*Exercise prompt*
Please output the lines unchanged, starting with the line that contains "directions-label: Маршруты xyxy=(934,286,996,299)" and ending with the line that contains "brand-block: СТО СтритСервисАвто", both included.

Data listing
===============

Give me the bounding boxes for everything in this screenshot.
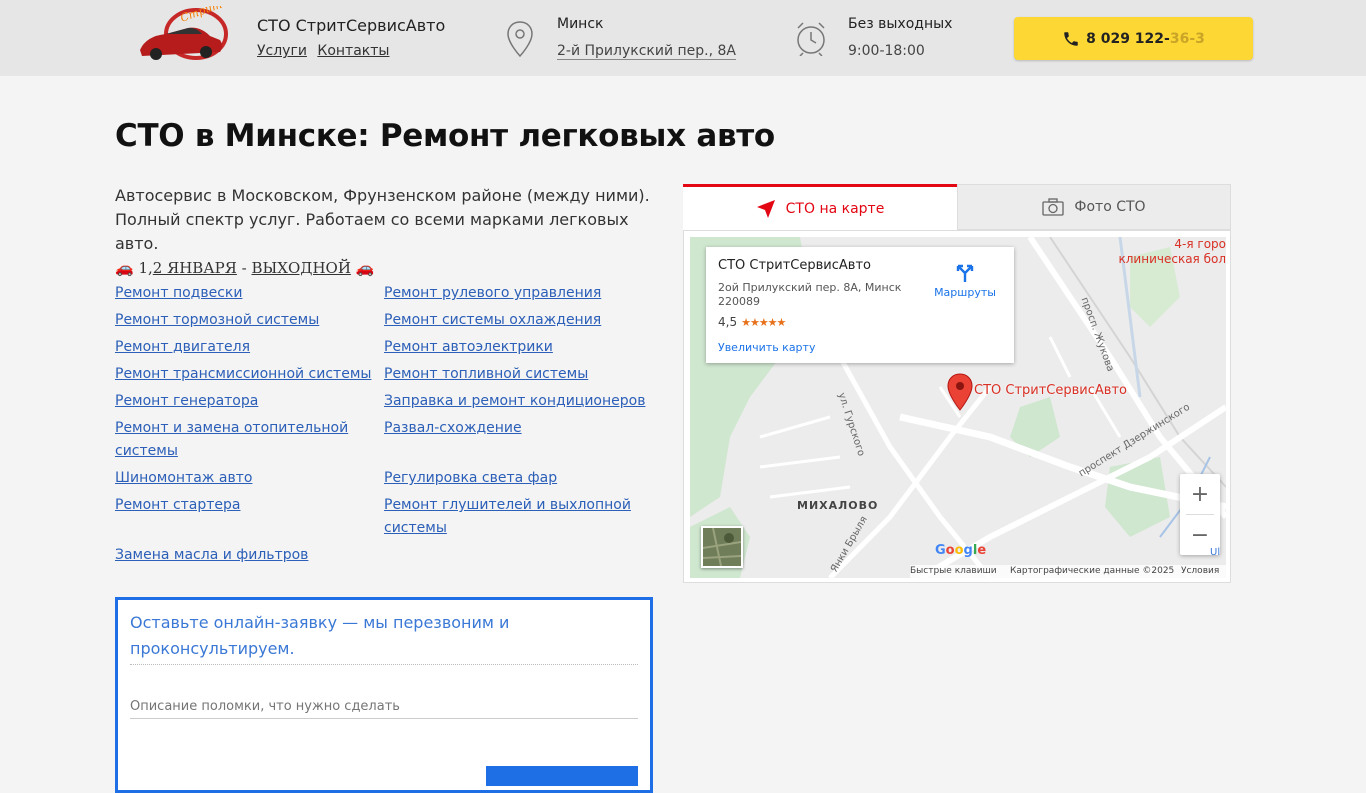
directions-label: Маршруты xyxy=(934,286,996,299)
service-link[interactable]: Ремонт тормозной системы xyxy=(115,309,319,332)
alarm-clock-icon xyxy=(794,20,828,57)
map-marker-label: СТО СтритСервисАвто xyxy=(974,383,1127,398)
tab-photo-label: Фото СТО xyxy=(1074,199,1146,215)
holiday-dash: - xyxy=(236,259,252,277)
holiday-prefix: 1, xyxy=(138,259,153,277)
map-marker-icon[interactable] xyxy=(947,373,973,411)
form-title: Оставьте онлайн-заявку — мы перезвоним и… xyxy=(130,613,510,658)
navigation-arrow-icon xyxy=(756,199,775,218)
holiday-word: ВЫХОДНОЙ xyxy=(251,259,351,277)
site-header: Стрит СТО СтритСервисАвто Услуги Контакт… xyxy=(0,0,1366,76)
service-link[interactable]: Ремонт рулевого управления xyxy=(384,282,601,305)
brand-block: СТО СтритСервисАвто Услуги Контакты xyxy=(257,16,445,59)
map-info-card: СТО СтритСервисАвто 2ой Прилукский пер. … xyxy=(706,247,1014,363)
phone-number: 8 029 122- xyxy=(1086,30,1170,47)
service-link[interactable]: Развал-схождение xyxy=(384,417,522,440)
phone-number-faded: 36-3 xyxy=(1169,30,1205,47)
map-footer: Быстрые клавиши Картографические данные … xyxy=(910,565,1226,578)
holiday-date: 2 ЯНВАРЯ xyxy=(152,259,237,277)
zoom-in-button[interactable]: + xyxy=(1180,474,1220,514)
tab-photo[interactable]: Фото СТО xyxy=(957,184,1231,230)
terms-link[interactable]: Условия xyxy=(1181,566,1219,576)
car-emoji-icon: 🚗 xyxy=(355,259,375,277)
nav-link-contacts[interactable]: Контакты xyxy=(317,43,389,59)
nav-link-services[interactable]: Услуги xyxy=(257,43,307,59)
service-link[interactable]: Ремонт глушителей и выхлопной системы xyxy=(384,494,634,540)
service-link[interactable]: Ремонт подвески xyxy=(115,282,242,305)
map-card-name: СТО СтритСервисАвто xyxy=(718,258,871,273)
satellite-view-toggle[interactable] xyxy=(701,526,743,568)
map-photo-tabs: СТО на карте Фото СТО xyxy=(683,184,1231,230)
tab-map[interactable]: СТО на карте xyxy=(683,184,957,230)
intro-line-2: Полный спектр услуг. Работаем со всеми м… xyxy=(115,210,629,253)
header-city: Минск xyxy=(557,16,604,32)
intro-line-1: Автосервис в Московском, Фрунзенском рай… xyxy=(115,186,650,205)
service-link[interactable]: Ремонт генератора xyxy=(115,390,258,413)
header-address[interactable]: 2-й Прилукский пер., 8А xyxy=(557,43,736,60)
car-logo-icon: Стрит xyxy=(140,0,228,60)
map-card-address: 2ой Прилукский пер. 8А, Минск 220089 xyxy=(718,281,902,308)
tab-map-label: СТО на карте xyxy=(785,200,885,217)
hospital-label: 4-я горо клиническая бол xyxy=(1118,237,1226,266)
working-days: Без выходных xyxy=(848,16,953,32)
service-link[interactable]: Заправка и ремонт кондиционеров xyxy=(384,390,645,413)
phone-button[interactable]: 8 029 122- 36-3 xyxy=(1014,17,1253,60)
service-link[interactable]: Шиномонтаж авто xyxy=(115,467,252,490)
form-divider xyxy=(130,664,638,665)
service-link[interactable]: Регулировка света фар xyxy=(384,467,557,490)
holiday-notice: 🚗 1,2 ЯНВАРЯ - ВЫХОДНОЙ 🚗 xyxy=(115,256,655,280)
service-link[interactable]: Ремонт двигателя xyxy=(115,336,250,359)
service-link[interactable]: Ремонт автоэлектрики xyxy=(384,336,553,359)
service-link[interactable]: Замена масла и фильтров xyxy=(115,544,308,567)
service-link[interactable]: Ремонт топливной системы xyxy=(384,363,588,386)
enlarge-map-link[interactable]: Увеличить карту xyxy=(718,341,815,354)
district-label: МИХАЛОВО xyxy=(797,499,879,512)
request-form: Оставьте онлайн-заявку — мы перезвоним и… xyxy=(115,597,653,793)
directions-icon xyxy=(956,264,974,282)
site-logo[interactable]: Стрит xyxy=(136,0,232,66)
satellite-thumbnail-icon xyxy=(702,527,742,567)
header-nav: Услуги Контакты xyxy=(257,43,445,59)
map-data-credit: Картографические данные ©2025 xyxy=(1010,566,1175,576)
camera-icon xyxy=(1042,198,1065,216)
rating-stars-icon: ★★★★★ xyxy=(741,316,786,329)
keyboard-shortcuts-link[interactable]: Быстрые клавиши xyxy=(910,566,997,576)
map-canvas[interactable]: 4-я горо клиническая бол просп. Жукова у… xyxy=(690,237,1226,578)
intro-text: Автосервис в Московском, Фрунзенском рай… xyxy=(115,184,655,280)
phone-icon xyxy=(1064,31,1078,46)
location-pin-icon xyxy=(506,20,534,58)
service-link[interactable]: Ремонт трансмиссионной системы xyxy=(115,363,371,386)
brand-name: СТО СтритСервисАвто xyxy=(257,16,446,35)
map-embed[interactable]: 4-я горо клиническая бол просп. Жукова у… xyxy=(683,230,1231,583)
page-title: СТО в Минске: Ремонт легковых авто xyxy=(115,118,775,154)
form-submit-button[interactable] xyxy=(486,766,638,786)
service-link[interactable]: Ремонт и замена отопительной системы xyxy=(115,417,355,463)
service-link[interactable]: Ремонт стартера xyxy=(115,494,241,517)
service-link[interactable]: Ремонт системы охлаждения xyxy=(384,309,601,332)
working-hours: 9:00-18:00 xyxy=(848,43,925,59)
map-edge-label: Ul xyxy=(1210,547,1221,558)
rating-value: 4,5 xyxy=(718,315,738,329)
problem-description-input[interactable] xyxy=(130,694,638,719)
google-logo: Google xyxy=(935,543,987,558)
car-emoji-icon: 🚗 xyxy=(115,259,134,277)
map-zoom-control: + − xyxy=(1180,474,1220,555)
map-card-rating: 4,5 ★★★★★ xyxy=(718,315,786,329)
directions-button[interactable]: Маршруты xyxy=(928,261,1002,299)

===============

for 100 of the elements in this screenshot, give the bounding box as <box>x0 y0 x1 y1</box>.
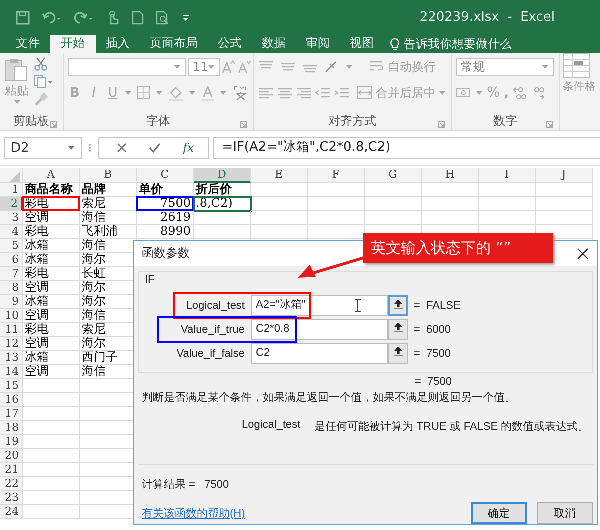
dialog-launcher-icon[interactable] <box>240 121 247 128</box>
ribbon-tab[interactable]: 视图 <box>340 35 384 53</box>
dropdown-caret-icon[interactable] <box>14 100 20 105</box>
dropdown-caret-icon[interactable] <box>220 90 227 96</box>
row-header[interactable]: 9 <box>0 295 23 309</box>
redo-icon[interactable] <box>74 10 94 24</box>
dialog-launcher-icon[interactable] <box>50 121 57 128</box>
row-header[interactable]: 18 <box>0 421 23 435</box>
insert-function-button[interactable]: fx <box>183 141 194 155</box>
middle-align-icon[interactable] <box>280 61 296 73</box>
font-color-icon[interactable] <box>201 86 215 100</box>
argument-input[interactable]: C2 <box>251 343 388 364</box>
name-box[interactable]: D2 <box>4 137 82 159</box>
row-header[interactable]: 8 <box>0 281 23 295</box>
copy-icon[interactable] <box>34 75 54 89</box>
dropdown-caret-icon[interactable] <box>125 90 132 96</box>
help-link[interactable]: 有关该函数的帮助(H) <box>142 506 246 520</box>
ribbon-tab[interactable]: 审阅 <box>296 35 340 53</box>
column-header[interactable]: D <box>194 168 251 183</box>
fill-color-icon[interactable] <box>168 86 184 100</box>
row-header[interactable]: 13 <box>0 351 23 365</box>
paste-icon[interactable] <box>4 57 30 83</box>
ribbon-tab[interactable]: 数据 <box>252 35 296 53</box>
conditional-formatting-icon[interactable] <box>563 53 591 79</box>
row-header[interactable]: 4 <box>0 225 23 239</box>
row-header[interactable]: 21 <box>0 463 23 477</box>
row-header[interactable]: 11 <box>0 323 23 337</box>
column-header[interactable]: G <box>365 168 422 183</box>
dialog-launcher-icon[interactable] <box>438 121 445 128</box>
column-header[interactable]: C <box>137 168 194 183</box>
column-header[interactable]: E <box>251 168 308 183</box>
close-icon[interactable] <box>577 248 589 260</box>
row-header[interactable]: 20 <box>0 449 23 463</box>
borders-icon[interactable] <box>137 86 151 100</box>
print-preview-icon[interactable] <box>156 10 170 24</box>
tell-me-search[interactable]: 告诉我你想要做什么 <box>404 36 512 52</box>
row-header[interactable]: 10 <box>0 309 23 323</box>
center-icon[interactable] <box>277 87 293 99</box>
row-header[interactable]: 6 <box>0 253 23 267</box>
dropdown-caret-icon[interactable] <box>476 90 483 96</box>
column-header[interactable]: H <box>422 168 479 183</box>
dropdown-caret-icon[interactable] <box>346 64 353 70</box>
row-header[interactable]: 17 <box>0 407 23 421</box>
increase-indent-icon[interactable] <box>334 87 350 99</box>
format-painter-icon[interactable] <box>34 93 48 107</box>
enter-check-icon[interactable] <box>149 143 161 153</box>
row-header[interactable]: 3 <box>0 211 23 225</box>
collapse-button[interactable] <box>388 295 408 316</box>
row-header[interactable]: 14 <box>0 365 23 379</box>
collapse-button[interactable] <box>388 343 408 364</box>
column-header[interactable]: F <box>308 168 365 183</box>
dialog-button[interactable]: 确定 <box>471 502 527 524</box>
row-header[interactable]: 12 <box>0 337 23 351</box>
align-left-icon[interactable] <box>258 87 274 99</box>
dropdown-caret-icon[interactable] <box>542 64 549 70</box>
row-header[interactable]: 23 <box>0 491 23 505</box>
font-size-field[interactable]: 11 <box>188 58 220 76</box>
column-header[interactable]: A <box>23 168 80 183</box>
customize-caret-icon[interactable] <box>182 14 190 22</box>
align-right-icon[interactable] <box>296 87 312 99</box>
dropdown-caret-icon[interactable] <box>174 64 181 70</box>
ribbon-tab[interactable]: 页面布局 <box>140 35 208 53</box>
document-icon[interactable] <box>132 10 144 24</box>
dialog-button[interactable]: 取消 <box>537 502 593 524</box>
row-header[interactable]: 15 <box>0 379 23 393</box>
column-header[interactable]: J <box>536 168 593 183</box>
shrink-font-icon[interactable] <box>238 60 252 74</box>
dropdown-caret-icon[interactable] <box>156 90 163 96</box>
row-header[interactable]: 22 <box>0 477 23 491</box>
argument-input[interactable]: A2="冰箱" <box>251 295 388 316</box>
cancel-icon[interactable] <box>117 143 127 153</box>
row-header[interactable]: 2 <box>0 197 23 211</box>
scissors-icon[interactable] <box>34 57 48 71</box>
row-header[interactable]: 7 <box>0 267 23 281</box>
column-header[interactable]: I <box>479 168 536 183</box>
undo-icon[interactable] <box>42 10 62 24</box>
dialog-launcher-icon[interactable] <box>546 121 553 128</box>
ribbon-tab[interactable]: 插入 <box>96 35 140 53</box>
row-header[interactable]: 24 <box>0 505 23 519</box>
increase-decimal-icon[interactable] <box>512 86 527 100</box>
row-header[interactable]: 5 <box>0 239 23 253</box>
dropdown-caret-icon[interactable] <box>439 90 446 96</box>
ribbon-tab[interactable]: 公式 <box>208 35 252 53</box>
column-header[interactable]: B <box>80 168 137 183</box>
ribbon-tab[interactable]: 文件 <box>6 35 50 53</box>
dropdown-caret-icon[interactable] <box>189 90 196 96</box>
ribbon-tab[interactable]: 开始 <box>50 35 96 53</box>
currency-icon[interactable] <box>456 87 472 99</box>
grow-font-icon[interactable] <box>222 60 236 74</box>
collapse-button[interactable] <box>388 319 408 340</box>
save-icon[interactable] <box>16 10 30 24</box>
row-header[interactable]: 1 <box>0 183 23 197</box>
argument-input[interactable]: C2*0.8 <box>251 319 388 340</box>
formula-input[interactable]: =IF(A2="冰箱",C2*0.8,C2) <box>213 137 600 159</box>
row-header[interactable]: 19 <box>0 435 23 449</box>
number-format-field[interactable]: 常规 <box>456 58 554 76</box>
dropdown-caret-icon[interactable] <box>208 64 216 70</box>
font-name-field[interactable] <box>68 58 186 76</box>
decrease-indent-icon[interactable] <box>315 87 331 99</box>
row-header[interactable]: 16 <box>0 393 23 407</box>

===============

*Answer to the exercise*
directions-label: Маршруты xyxy=(934,286,996,299)
service-link[interactable]: Ремонт тормозной системы xyxy=(115,309,319,332)
alarm-clock-icon xyxy=(794,20,828,57)
map-marker-label: СТО СтритСервисАвто xyxy=(974,383,1127,398)
tab-photo-label: Фото СТО xyxy=(1074,199,1146,215)
holiday-dash: - xyxy=(236,259,252,277)
holiday-prefix: 1, xyxy=(138,259,153,277)
map-marker-icon[interactable] xyxy=(947,373,973,411)
form-title: Оставьте онлайн-заявку — мы перезвоним и… xyxy=(130,613,510,658)
navigation-arrow-icon xyxy=(756,199,775,218)
holiday-word: ВЫХОДНОЙ xyxy=(251,259,351,277)
site-header: Стрит СТО СтритСервисАвто Услуги Контакт… xyxy=(0,0,1366,76)
service-link[interactable]: Ремонт рулевого управления xyxy=(384,282,601,305)
brand-block: СТО СтритСервисАвто Услуги Контакты xyxy=(257,16,445,59)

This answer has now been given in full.